> REQUIREMENT
Show every line of the records below that contains the word "color".

> PROVIDED INFORMATION
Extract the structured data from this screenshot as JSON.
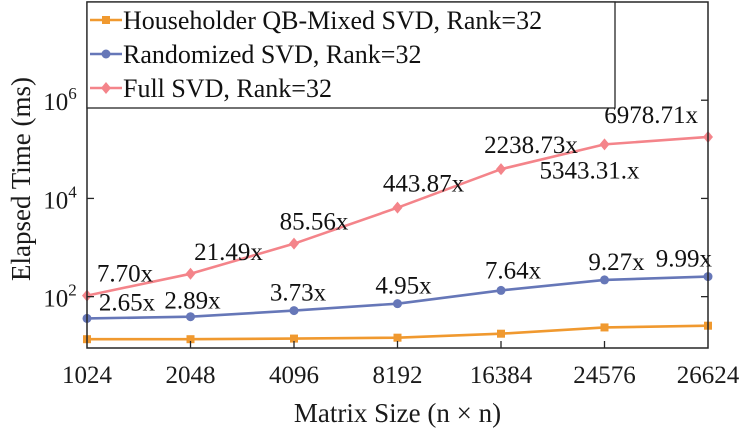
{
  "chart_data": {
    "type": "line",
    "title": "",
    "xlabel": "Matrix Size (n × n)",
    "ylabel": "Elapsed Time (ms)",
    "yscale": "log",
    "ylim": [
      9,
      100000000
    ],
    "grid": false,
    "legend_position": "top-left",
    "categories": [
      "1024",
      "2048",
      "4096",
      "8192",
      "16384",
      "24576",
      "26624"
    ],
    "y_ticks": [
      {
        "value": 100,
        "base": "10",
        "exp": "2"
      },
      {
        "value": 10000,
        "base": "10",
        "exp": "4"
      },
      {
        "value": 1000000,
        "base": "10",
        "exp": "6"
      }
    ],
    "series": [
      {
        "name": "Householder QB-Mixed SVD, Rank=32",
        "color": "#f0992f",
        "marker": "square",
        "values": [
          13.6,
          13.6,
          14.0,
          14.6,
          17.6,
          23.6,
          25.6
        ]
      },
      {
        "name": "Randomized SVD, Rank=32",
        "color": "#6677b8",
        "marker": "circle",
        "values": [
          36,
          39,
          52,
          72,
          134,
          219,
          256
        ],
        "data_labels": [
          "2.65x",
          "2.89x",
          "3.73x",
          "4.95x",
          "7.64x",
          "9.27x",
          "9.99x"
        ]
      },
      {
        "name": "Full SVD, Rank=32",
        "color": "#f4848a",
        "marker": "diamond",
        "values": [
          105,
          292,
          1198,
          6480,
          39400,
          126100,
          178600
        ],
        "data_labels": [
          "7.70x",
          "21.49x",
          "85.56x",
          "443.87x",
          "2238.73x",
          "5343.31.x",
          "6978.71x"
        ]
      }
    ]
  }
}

> EXERCISE RESULT
        "color": "#f0992f",
        "color": "#6677b8",
        "color": "#f4848a",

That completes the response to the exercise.